Present as a numbered list, omitting blank lines, the lines running from the start of the records through the line with "incoming-local-subaddress-label: Local sub-address", both ends included.
— START INFORMATION SUPPLIED —
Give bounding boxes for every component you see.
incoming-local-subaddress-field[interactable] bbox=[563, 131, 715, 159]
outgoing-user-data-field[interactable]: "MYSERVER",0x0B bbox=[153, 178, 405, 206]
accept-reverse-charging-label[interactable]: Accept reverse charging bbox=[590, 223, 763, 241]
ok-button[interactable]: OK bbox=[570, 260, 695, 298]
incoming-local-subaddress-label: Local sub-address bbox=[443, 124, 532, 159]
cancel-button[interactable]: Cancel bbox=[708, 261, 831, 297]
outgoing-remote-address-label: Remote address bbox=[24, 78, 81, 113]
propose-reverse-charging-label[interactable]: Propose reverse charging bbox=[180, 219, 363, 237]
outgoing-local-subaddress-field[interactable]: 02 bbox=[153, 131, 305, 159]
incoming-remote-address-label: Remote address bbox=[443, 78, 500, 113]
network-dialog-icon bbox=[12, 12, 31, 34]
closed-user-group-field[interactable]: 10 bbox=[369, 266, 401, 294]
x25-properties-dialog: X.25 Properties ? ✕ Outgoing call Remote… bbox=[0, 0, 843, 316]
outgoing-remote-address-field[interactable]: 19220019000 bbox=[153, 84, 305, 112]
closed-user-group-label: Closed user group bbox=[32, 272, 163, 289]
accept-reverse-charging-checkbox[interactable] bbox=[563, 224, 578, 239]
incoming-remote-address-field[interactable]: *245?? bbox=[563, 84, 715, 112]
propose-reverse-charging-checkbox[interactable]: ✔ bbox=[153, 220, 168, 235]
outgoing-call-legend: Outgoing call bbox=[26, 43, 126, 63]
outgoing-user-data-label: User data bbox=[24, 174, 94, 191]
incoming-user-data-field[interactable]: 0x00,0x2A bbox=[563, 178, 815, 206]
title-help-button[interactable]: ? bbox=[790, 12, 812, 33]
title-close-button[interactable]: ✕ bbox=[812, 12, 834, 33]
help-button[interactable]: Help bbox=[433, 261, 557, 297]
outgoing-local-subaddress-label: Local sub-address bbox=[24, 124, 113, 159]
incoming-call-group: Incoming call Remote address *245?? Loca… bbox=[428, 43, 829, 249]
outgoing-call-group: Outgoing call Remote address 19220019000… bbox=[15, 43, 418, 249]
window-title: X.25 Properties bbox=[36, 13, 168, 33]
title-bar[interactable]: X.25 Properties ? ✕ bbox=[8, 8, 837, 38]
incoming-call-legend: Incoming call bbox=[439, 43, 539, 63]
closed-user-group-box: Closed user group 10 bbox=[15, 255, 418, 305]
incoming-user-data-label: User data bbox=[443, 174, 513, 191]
— END INFORMATION SUPPLIED —
## OUTPUT BELOW
1. Give bounding boxes for every component you see.
2. incoming-local-subaddress-field[interactable] bbox=[563, 131, 715, 159]
3. outgoing-user-data-field[interactable]: "MYSERVER",0x0B bbox=[153, 178, 405, 206]
4. accept-reverse-charging-label[interactable]: Accept reverse charging bbox=[590, 223, 763, 241]
5. ok-button[interactable]: OK bbox=[570, 260, 695, 298]
6. incoming-local-subaddress-label: Local sub-address bbox=[443, 124, 532, 159]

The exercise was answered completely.